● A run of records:
# # # # #
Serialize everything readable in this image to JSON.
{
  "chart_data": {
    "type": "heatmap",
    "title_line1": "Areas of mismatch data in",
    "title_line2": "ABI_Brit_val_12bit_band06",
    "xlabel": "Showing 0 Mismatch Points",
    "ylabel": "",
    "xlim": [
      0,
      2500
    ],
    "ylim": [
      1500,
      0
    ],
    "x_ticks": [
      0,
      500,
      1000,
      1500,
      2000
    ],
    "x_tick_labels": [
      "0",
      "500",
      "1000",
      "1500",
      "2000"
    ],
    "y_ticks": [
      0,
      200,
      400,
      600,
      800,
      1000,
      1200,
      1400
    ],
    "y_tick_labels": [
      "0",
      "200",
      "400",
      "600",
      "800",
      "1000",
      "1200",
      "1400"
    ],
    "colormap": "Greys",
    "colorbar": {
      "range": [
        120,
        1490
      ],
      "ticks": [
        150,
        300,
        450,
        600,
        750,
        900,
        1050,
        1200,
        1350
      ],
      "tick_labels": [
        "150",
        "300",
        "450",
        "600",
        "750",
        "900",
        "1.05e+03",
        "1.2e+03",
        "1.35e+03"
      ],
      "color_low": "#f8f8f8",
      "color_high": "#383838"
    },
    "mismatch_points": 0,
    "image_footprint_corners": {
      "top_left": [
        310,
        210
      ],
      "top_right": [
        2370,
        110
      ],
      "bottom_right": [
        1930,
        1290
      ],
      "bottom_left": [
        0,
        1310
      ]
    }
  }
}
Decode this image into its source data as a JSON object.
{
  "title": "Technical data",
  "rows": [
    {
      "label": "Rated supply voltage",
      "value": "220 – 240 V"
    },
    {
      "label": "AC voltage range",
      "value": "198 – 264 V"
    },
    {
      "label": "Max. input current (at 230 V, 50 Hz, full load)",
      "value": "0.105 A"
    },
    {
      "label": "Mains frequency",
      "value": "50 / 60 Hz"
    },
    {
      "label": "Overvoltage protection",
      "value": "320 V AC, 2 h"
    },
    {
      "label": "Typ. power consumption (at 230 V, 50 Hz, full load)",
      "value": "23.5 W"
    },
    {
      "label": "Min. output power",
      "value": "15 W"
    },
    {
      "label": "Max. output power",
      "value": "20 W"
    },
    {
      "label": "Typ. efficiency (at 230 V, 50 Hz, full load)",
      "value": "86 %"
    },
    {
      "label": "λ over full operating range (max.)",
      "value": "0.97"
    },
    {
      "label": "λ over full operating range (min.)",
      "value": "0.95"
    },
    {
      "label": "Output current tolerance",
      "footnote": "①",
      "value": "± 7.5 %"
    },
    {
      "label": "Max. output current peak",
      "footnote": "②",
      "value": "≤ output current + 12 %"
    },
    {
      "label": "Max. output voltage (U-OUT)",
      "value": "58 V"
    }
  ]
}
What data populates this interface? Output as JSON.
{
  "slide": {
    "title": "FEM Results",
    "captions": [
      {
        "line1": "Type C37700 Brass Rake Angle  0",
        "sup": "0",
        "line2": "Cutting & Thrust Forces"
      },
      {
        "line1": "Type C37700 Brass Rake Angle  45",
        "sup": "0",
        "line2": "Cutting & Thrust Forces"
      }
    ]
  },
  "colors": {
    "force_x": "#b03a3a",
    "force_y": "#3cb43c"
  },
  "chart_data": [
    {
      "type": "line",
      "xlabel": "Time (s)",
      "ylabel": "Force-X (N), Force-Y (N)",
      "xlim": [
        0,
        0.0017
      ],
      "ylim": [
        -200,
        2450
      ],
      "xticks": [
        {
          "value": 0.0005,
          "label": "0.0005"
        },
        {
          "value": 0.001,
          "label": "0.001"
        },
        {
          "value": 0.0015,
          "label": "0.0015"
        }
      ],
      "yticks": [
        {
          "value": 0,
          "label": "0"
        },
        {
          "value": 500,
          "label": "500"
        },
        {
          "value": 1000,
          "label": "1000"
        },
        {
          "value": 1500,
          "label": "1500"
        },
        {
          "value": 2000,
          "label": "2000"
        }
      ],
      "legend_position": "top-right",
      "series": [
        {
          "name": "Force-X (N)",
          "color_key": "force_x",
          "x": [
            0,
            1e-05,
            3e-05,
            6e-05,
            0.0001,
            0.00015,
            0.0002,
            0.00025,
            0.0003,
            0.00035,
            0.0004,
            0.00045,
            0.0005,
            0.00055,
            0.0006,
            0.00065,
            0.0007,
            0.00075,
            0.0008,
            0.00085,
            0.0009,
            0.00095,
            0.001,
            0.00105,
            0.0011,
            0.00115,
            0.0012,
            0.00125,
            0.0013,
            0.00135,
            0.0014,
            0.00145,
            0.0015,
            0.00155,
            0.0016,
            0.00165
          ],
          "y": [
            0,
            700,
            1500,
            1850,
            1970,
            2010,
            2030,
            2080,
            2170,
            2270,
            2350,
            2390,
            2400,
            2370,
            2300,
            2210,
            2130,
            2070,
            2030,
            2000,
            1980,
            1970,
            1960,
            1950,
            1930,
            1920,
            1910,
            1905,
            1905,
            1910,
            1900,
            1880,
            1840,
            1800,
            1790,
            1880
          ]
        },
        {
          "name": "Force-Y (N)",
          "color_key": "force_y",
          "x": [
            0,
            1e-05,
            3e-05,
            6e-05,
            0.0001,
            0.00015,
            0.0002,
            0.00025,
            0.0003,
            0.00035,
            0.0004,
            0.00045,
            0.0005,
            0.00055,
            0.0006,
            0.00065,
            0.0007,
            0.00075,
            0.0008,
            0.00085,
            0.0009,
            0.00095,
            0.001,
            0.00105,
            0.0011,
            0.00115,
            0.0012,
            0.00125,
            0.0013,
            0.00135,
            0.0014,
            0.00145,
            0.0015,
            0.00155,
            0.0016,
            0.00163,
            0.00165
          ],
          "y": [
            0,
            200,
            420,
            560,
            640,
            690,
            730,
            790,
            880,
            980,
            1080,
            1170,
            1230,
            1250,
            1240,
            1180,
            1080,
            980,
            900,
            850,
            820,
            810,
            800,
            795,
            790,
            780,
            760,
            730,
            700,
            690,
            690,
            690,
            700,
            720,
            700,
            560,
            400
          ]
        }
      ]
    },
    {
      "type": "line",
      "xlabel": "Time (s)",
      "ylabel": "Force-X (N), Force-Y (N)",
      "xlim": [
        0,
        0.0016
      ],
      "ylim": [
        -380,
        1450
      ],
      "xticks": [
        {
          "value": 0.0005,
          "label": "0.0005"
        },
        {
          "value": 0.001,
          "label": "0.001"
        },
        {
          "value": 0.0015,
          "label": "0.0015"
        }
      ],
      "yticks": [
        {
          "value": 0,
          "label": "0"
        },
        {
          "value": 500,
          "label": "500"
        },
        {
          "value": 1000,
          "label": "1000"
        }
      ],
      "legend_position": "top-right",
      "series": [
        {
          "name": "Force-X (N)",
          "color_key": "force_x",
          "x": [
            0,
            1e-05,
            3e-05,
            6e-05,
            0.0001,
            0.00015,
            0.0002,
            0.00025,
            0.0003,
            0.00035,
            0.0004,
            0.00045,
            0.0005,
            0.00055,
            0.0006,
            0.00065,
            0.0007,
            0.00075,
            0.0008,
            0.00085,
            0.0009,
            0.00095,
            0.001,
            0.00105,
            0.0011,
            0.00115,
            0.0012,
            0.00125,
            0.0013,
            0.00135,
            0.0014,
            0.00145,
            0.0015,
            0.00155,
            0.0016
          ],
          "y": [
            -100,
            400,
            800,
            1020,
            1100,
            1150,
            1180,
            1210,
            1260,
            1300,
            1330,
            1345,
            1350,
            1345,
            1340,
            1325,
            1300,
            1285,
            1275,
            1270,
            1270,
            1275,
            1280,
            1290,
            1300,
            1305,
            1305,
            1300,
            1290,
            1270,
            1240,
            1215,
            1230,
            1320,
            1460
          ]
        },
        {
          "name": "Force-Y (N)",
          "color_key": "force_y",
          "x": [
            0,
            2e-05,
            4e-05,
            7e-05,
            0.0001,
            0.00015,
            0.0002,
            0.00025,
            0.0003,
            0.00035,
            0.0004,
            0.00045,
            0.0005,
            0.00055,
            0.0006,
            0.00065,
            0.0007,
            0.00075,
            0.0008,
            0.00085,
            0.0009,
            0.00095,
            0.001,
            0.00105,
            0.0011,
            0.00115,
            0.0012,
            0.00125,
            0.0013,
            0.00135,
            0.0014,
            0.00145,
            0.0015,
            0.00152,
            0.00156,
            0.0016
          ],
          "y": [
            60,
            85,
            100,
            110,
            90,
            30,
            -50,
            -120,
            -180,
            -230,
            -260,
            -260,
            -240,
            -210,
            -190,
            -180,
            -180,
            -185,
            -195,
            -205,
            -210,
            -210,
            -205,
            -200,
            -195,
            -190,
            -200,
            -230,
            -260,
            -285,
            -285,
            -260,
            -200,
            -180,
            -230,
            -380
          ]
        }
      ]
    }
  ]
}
# # # # #
● Direction:
Using the entries above, return each line in which the word "this" occurs.

● Complete output:
Serialize everything readable in this image to JSON.
Decode this image into its source data as a JSON object.
What data populates this interface? Output as JSON.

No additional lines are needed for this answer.